[START STORED ROWS]

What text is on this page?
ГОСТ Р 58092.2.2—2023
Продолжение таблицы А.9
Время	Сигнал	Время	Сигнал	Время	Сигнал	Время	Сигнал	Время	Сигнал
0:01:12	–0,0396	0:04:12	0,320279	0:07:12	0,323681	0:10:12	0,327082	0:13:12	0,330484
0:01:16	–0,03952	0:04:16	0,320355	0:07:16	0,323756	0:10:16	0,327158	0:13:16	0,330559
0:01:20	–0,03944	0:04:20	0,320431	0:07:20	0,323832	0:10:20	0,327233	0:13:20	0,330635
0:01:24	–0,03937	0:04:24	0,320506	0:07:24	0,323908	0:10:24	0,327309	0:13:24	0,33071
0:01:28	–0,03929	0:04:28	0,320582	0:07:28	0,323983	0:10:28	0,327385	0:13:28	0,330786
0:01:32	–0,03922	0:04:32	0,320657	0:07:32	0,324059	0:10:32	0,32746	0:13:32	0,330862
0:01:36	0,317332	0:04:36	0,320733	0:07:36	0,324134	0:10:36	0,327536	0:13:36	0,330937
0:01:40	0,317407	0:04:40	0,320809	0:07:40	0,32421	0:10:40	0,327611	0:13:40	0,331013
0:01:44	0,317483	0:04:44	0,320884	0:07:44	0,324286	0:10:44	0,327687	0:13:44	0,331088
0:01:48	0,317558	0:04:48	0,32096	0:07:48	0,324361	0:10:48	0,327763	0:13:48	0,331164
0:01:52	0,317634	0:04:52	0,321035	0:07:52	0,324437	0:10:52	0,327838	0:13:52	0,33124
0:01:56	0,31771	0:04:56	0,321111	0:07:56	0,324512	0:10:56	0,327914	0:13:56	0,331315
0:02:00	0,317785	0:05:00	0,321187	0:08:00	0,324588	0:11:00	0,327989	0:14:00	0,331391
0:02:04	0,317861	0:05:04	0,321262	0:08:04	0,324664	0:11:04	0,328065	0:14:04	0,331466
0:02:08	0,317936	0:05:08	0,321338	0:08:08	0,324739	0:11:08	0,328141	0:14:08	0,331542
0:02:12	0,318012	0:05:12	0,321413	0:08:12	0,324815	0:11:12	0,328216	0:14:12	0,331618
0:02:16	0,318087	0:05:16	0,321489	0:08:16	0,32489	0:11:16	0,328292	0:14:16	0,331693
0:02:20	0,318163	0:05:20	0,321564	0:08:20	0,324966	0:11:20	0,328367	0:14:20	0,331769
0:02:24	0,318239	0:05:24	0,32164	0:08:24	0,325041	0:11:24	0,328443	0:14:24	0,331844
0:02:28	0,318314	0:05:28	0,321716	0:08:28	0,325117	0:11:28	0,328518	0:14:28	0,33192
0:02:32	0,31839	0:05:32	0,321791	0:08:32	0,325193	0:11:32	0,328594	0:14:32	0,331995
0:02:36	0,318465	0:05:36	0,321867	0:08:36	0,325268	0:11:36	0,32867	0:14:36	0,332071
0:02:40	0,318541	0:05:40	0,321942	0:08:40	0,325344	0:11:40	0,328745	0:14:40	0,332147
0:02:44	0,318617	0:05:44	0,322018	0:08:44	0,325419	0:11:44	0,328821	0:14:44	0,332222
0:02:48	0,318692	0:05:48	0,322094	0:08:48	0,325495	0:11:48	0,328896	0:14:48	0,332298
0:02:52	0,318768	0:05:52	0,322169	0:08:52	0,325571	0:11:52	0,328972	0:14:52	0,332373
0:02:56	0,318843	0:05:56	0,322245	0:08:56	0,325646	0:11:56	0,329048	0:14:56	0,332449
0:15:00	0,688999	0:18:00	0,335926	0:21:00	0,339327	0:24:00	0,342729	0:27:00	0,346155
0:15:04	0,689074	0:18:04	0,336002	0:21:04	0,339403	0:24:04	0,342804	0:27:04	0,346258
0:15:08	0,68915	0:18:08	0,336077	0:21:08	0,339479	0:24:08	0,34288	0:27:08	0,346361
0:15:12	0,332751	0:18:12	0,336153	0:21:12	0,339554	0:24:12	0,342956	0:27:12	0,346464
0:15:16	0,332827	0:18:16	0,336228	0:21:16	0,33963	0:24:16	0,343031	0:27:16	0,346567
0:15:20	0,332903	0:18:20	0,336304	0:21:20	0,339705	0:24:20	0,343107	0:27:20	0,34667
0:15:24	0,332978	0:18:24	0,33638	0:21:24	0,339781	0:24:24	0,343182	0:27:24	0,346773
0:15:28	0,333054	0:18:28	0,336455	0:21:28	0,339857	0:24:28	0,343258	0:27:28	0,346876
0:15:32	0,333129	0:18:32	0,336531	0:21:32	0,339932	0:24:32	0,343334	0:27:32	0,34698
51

[END STORED ROWS]

• _OBJECTIVE_:
Make a verbatim copy of every entry shown above.

• _ANSWER_:
What text is on this page?
ГОСТ Р 58092.2.2—2023
Продолжение таблицы А.9
Время	Сигнал	Время	Сигнал	Время	Сигнал	Время	Сигнал	Время	Сигнал
0:01:12	–0,0396	0:04:12	0,320279	0:07:12	0,323681	0:10:12	0,327082	0:13:12	0,330484
0:01:16	–0,03952	0:04:16	0,320355	0:07:16	0,323756	0:10:16	0,327158	0:13:16	0,330559
0:01:20	–0,03944	0:04:20	0,320431	0:07:20	0,323832	0:10:20	0,327233	0:13:20	0,330635
0:01:24	–0,03937	0:04:24	0,320506	0:07:24	0,323908	0:10:24	0,327309	0:13:24	0,33071
0:01:28	–0,03929	0:04:28	0,320582	0:07:28	0,323983	0:10:28	0,327385	0:13:28	0,330786
0:01:32	–0,03922	0:04:32	0,320657	0:07:32	0,324059	0:10:32	0,32746	0:13:32	0,330862
0:01:36	0,317332	0:04:36	0,320733	0:07:36	0,324134	0:10:36	0,327536	0:13:36	0,330937
0:01:40	0,317407	0:04:40	0,320809	0:07:40	0,32421	0:10:40	0,327611	0:13:40	0,331013
0:01:44	0,317483	0:04:44	0,320884	0:07:44	0,324286	0:10:44	0,327687	0:13:44	0,331088
0:01:48	0,317558	0:04:48	0,32096	0:07:48	0,324361	0:10:48	0,327763	0:13:48	0,331164
0:01:52	0,317634	0:04:52	0,321035	0:07:52	0,324437	0:10:52	0,327838	0:13:52	0,33124
0:01:56	0,31771	0:04:56	0,321111	0:07:56	0,324512	0:10:56	0,327914	0:13:56	0,331315
0:02:00	0,317785	0:05:00	0,321187	0:08:00	0,324588	0:11:00	0,327989	0:14:00	0,331391
0:02:04	0,317861	0:05:04	0,321262	0:08:04	0,324664	0:11:04	0,328065	0:14:04	0,331466
0:02:08	0,317936	0:05:08	0,321338	0:08:08	0,324739	0:11:08	0,328141	0:14:08	0,331542
0:02:12	0,318012	0:05:12	0,321413	0:08:12	0,324815	0:11:12	0,328216	0:14:12	0,331618
0:02:16	0,318087	0:05:16	0,321489	0:08:16	0,32489	0:11:16	0,328292	0:14:16	0,331693
0:02:20	0,318163	0:05:20	0,321564	0:08:20	0,324966	0:11:20	0,328367	0:14:20	0,331769
0:02:24	0,318239	0:05:24	0,32164	0:08:24	0,325041	0:11:24	0,328443	0:14:24	0,331844
0:02:28	0,318314	0:05:28	0,321716	0:08:28	0,325117	0:11:28	0,328518	0:14:28	0,33192
0:02:32	0,31839	0:05:32	0,321791	0:08:32	0,325193	0:11:32	0,328594	0:14:32	0,331995
0:02:36	0,318465	0:05:36	0,321867	0:08:36	0,325268	0:11:36	0,32867	0:14:36	0,332071
0:02:40	0,318541	0:05:40	0,321942	0:08:40	0,325344	0:11:40	0,328745	0:14:40	0,332147
0:02:44	0,318617	0:05:44	0,322018	0:08:44	0,325419	0:11:44	0,328821	0:14:44	0,332222
0:02:48	0,318692	0:05:48	0,322094	0:08:48	0,325495	0:11:48	0,328896	0:14:48	0,332298
0:02:52	0,318768	0:05:52	0,322169	0:08:52	0,325571	0:11:52	0,328972	0:14:52	0,332373
0:02:56	0,318843	0:05:56	0,322245	0:08:56	0,325646	0:11:56	0,329048	0:14:56	0,332449
0:15:00	0,688999	0:18:00	0,335926	0:21:00	0,339327	0:24:00	0,342729	0:27:00	0,346155
0:15:04	0,689074	0:18:04	0,336002	0:21:04	0,339403	0:24:04	0,342804	0:27:04	0,346258
0:15:08	0,68915	0:18:08	0,336077	0:21:08	0,339479	0:24:08	0,34288	0:27:08	0,346361
0:15:12	0,332751	0:18:12	0,336153	0:21:12	0,339554	0:24:12	0,342956	0:27:12	0,346464
0:15:16	0,332827	0:18:16	0,336228	0:21:16	0,33963	0:24:16	0,343031	0:27:16	0,346567
0:15:20	0,332903	0:18:20	0,336304	0:21:20	0,339705	0:24:20	0,343107	0:27:20	0,34667
0:15:24	0,332978	0:18:24	0,33638	0:21:24	0,339781	0:24:24	0,343182	0:27:24	0,346773
0:15:28	0,333054	0:18:28	0,336455	0:21:28	0,339857	0:24:28	0,343258	0:27:28	0,346876
0:15:32	0,333129	0:18:32	0,336531	0:21:32	0,339932	0:24:32	0,343334	0:27:32	0,34698
51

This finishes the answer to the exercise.